### [Task to carry out]
Transcribe the listing that follows in full, omitting pictures.

Entries from a dataset:
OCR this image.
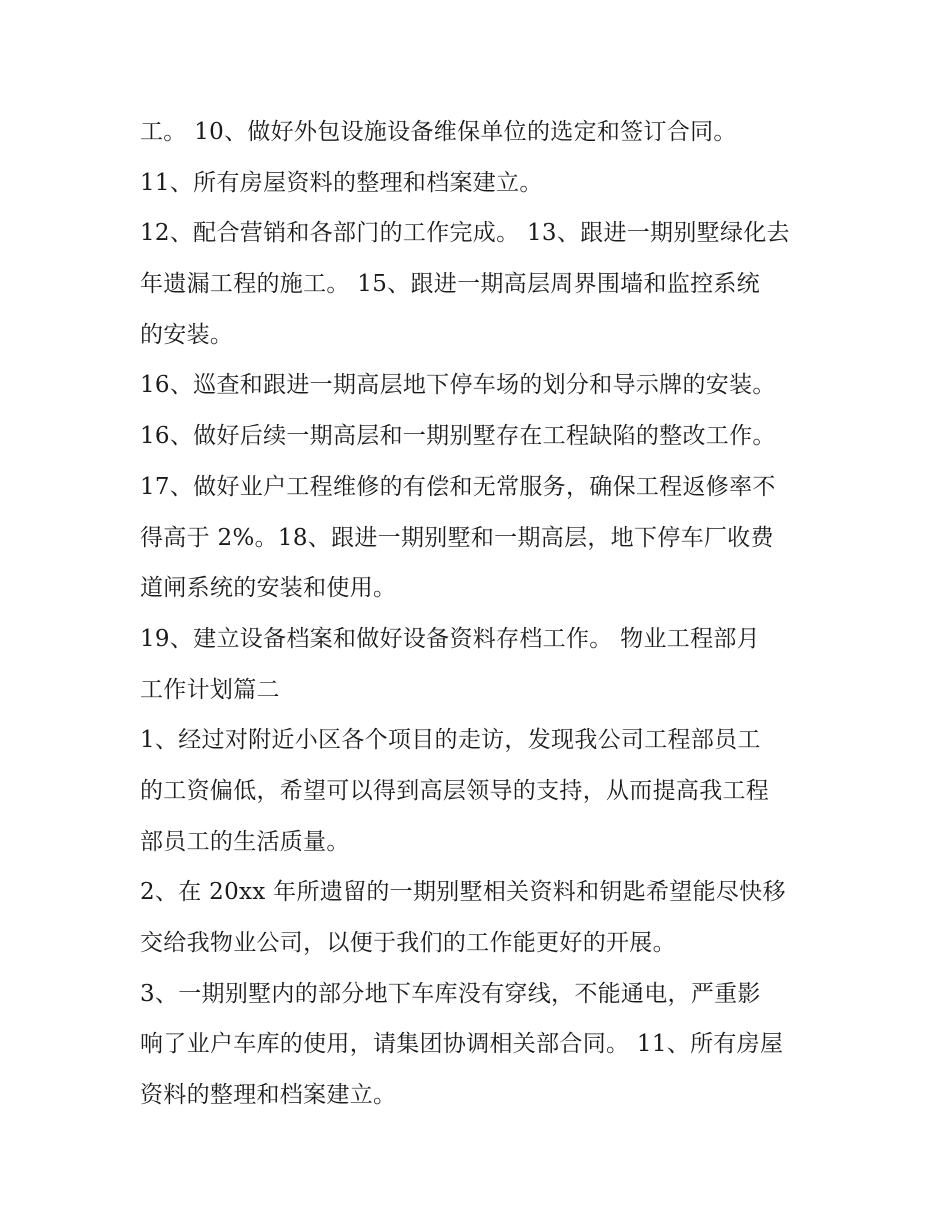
工。 10、做好外包设施设备维保单位的选定和签订合同。
11、所有房屋资料的整理和档案建立。
12、配合营销和各部门的工作完成。 13、跟进一期别墅绿化去
年遗漏工程的施工。 15、跟进一期高层周界围墙和监控系统
的安装。
16、巡查和跟进一期高层地下停车场的划分和导示牌的安装。
16、做好后续一期高层和一期别墅存在工程缺陷的整改工作。
17、做好业户工程维修的有偿和无常服务，确保工程返修率不
得高于 2%。18、跟进一期别墅和一期高层，地下停车厂收费
道闸系统的安装和使用。
19、建立设备档案和做好设备资料存档工作。 物业工程部月
工作计划篇二
1、经过对附近小区各个项目的走访，发现我公司工程部员工
的工资偏低，希望可以得到高层领导的支持，从而提高我工程
部员工的生活质量。
2、在 20xx 年所遗留的一期别墅相关资料和钥匙希望能尽快移
交给我物业公司，以便于我们的工作能更好的开展。
3、一期别墅内的部分地下车库没有穿线，不能通电，严重影
响了业户车库的使用，请集团协调相关部合同。 11、所有房屋
资料的整理和档案建立。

### [Result for this exercise]
OCR this image.
工。 10、做好外包设施设备维保单位的选定和签订合同。
11、所有房屋资料的整理和档案建立。
12、配合营销和各部门的工作完成。 13、跟进一期别墅绿化去
年遗漏工程的施工。 15、跟进一期高层周界围墙和监控系统
的安装。
16、巡查和跟进一期高层地下停车场的划分和导示牌的安装。
16、做好后续一期高层和一期别墅存在工程缺陷的整改工作。
17、做好业户工程维修的有偿和无常服务，确保工程返修率不
得高于 2%。18、跟进一期别墅和一期高层，地下停车厂收费
道闸系统的安装和使用。
19、建立设备档案和做好设备资料存档工作。 物业工程部月
工作计划篇二
1、经过对附近小区各个项目的走访，发现我公司工程部员工
的工资偏低，希望可以得到高层领导的支持，从而提高我工程
部员工的生活质量。
2、在 20xx 年所遗留的一期别墅相关资料和钥匙希望能尽快移
交给我物业公司，以便于我们的工作能更好的开展。
3、一期别墅内的部分地下车库没有穿线，不能通电，严重影
响了业户车库的使用，请集团协调相关部合同。 11、所有房屋
资料的整理和档案建立。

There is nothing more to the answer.